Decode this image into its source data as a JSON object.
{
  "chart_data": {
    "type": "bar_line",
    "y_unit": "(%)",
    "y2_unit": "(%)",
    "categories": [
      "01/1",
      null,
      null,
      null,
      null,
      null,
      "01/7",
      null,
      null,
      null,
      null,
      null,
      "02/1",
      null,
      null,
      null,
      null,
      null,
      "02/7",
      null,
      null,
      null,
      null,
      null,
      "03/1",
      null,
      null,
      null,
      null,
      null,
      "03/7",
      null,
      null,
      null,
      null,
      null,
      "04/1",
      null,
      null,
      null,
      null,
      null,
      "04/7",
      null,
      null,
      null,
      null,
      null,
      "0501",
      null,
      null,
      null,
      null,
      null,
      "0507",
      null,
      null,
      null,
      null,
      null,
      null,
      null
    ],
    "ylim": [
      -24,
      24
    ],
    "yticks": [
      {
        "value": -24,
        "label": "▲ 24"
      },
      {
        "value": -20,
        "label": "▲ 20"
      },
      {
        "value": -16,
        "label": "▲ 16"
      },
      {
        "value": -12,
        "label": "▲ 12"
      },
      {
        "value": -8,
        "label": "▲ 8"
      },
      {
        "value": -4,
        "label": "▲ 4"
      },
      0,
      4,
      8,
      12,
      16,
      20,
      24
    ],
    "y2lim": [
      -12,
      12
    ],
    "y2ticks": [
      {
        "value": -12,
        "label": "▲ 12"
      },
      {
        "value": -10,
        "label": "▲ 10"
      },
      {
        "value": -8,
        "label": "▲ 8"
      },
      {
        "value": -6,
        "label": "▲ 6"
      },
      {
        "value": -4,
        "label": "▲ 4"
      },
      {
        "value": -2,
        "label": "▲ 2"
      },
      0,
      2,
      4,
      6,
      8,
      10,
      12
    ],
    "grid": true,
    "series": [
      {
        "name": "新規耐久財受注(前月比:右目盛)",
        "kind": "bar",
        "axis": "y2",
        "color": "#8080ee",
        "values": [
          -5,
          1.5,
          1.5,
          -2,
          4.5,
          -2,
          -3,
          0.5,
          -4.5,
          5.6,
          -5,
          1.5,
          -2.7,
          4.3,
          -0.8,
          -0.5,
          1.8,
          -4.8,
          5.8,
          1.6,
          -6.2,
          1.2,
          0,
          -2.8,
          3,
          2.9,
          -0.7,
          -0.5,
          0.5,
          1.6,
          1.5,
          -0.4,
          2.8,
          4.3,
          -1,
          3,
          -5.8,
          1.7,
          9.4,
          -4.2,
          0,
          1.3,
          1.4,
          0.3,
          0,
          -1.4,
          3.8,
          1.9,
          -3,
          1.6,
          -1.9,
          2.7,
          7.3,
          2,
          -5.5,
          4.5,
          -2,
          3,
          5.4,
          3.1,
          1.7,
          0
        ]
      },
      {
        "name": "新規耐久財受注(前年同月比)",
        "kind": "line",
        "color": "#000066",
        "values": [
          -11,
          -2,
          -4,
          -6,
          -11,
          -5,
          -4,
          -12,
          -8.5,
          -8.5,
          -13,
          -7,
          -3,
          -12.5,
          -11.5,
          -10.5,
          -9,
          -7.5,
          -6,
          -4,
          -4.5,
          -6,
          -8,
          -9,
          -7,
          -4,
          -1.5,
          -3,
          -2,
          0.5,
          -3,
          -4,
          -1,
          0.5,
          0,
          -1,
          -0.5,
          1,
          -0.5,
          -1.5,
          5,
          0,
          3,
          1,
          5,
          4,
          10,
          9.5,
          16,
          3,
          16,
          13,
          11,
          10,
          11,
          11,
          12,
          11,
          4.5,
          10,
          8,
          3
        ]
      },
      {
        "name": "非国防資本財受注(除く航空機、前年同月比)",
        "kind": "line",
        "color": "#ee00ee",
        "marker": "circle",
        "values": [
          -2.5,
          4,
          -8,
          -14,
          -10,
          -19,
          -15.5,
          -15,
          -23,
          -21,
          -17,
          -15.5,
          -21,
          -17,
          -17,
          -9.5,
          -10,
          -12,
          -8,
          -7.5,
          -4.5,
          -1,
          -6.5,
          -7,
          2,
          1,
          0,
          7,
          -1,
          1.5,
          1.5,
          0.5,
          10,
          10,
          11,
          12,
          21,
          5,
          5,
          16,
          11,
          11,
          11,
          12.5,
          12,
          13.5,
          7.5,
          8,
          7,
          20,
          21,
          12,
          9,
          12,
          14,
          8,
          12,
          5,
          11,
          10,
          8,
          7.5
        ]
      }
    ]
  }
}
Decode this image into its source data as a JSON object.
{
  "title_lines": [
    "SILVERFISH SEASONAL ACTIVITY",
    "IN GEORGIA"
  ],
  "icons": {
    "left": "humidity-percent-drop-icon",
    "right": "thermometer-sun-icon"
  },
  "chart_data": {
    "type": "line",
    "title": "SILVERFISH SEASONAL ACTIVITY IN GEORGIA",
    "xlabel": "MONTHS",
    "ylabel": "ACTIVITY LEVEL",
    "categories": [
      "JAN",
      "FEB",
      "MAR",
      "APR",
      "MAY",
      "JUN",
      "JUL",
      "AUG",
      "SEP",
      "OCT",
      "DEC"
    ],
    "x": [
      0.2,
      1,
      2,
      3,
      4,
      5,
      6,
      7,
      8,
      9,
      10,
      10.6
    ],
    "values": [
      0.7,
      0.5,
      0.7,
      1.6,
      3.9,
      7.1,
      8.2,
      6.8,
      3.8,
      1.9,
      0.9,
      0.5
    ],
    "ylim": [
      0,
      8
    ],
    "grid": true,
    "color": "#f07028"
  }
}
* * * * * * * * *
**Required task**:
Whichever lines contain the string "color", select and copy them.

**Complete output**:
        "color": "#8080ee",
        "color": "#000066",
        "color": "#ee00ee",
    "color": "#f07028"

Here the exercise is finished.